» SET PROBLEM
Using the records that follow, copy every line containing the word "with".

» DATA EXTRACT

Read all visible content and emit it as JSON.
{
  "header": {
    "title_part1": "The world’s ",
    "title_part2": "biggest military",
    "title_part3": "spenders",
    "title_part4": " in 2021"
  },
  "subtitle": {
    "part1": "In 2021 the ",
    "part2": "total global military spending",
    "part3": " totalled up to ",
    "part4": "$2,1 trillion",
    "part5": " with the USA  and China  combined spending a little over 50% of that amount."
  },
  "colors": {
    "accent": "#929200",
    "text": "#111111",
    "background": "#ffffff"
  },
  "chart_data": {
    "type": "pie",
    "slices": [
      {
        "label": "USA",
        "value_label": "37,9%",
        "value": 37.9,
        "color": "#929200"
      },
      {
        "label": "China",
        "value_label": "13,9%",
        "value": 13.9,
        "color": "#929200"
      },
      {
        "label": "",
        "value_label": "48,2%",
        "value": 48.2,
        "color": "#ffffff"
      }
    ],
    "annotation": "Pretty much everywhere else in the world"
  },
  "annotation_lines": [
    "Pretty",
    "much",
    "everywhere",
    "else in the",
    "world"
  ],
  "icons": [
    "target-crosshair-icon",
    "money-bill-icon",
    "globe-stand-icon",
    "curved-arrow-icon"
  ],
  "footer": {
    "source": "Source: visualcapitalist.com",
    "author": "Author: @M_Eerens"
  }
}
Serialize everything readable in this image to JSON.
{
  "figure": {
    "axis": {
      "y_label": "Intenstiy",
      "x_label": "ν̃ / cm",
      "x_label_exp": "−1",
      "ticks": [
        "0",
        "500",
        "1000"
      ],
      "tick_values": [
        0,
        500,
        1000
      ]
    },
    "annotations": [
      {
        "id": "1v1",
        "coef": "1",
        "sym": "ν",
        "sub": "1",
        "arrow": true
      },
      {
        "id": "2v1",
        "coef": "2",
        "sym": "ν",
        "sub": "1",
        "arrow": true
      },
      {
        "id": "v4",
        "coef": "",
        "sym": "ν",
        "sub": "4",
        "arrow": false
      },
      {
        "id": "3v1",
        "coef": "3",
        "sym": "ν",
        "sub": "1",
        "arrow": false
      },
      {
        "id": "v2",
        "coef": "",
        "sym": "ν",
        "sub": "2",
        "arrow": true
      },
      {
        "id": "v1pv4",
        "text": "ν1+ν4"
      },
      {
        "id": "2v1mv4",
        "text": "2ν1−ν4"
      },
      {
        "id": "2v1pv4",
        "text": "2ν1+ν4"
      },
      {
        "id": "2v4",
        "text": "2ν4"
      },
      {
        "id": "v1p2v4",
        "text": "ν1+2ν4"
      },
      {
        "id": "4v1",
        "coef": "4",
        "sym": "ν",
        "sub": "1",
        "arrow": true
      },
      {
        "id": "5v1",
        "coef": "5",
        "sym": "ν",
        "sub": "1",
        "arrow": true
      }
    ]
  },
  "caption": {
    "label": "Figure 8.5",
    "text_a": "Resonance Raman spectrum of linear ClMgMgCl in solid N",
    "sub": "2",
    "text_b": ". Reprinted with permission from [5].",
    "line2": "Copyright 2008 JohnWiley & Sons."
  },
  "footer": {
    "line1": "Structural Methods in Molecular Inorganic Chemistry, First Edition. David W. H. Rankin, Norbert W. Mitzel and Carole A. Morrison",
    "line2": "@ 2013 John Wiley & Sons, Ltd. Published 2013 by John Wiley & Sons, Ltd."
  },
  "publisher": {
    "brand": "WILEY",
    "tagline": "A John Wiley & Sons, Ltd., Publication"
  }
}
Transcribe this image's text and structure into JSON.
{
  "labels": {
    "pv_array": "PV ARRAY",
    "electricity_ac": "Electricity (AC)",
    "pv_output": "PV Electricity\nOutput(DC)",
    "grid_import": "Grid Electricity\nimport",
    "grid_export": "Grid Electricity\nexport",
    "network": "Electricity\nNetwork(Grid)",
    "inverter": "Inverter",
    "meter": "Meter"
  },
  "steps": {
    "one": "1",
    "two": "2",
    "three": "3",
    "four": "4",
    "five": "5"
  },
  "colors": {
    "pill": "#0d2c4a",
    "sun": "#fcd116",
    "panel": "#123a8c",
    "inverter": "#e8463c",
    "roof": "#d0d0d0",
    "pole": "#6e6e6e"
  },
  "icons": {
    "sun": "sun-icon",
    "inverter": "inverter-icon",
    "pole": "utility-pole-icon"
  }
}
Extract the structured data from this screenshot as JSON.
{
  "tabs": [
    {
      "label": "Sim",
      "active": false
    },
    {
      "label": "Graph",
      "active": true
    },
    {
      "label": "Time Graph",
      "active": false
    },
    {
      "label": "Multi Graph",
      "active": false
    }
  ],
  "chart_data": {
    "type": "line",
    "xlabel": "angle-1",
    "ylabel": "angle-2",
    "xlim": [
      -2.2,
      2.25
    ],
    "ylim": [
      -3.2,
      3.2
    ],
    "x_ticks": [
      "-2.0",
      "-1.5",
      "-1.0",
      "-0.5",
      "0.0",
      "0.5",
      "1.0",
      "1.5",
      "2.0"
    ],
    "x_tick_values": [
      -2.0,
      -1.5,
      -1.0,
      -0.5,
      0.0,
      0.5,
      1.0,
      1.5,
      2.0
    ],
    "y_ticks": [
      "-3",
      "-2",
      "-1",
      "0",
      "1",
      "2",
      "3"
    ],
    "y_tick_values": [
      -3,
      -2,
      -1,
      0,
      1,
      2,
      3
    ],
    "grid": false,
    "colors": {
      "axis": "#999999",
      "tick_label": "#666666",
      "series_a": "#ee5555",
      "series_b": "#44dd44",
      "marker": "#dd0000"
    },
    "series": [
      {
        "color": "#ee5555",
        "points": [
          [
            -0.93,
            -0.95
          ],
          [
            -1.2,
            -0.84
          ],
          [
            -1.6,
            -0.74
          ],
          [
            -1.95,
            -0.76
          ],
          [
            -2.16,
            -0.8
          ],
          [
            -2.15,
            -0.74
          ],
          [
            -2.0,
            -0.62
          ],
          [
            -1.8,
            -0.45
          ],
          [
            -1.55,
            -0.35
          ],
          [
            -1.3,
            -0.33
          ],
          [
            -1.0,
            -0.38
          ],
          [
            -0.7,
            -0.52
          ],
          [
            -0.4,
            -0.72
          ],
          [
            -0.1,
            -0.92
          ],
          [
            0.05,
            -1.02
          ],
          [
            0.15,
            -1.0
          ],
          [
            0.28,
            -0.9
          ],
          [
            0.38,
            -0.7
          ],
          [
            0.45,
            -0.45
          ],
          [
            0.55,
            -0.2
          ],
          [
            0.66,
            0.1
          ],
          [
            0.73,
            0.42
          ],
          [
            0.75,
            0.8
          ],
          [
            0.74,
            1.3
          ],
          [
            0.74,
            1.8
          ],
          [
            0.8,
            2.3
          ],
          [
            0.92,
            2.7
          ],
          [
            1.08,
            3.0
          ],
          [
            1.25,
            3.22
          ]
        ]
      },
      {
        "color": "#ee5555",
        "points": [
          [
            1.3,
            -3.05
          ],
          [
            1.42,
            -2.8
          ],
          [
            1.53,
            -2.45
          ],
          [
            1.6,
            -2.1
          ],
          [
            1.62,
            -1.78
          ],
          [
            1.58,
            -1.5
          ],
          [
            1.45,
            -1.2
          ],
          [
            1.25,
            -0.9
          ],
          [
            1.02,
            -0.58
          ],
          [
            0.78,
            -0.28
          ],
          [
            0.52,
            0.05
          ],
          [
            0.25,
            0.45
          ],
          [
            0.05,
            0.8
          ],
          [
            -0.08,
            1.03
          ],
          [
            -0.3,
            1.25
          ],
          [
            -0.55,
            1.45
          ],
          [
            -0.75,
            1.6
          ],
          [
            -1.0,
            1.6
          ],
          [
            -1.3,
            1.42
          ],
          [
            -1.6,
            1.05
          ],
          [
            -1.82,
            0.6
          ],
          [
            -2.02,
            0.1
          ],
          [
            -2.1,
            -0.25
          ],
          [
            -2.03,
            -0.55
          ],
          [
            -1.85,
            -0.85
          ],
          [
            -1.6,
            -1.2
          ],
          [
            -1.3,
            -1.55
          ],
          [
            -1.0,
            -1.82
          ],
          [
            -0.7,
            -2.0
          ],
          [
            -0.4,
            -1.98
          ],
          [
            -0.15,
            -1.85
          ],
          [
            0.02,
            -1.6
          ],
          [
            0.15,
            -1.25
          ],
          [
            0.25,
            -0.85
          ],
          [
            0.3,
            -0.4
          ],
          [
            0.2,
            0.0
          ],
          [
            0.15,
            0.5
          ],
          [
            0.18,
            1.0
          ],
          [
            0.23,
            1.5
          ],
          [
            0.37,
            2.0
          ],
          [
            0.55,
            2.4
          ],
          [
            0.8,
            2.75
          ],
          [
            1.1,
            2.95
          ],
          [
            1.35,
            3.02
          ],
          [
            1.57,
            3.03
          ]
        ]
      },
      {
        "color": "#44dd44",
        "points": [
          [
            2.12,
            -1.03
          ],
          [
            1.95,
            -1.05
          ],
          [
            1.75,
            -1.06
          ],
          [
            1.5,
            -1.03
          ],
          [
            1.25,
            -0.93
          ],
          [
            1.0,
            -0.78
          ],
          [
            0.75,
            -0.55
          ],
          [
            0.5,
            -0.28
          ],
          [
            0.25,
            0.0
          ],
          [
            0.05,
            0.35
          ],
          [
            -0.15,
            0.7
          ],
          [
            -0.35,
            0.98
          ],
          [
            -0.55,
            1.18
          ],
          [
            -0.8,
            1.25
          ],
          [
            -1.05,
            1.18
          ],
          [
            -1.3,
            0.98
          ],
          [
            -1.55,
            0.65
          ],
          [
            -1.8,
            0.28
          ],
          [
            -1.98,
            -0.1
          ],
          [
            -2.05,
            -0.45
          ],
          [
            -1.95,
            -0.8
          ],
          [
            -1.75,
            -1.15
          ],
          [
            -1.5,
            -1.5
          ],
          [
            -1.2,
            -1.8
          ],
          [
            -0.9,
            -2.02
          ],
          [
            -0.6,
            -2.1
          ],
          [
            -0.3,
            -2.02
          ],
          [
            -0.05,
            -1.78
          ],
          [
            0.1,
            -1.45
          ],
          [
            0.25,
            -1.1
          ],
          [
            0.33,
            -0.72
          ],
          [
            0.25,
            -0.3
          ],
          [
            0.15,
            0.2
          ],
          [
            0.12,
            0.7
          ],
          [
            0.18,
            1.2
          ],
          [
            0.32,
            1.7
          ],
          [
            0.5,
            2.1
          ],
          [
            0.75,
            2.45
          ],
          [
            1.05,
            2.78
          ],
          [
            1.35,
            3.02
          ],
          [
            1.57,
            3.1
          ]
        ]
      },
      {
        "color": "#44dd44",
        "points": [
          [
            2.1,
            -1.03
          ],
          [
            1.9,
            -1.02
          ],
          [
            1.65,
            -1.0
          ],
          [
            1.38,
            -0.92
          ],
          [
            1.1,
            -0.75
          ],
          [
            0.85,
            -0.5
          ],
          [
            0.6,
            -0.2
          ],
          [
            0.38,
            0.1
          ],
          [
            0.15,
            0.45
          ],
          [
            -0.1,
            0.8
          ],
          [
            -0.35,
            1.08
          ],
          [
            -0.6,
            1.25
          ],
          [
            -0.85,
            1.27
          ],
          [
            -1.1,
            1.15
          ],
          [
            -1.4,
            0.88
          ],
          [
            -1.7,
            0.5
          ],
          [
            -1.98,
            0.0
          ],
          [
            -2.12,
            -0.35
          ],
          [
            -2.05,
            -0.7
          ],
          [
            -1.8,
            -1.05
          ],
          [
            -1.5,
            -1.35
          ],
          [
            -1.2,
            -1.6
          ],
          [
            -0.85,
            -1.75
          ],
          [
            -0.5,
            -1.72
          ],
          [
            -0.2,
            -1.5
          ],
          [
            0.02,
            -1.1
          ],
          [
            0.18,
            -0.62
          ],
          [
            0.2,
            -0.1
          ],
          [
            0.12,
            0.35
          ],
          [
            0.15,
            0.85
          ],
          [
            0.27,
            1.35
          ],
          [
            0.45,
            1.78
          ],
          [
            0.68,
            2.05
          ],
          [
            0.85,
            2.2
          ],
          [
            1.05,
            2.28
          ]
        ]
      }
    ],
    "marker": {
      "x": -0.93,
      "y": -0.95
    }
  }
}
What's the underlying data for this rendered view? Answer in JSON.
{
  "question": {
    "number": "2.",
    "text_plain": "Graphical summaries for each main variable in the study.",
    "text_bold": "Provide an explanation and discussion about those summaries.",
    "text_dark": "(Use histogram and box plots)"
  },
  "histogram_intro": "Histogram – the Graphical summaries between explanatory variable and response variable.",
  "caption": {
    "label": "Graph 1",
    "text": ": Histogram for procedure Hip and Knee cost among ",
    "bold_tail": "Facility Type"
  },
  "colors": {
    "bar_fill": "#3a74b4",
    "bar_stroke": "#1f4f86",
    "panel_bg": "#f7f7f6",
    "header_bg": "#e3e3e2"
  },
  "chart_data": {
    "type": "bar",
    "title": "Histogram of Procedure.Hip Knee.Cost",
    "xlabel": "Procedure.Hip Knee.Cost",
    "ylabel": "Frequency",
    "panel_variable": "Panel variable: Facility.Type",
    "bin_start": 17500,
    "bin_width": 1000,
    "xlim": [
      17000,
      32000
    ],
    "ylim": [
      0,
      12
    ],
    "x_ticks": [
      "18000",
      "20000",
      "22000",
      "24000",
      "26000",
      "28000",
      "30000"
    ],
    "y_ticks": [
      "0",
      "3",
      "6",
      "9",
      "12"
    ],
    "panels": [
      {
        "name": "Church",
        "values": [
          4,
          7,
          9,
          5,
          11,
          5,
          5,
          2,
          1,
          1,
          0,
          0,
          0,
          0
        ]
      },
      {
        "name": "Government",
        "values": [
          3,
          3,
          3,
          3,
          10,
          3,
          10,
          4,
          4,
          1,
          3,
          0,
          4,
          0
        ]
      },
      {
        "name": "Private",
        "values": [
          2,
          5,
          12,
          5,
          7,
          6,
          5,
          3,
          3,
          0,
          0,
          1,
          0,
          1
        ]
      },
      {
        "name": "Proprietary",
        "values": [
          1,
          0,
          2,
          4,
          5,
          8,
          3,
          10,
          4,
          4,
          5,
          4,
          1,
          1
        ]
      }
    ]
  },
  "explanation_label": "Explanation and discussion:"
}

» RESULT OF THIS TASK
    "part5": " with the USA  and China  combined spending a little over 50% of that amount."
    "text_b": ". Reprinted with permission from [5].",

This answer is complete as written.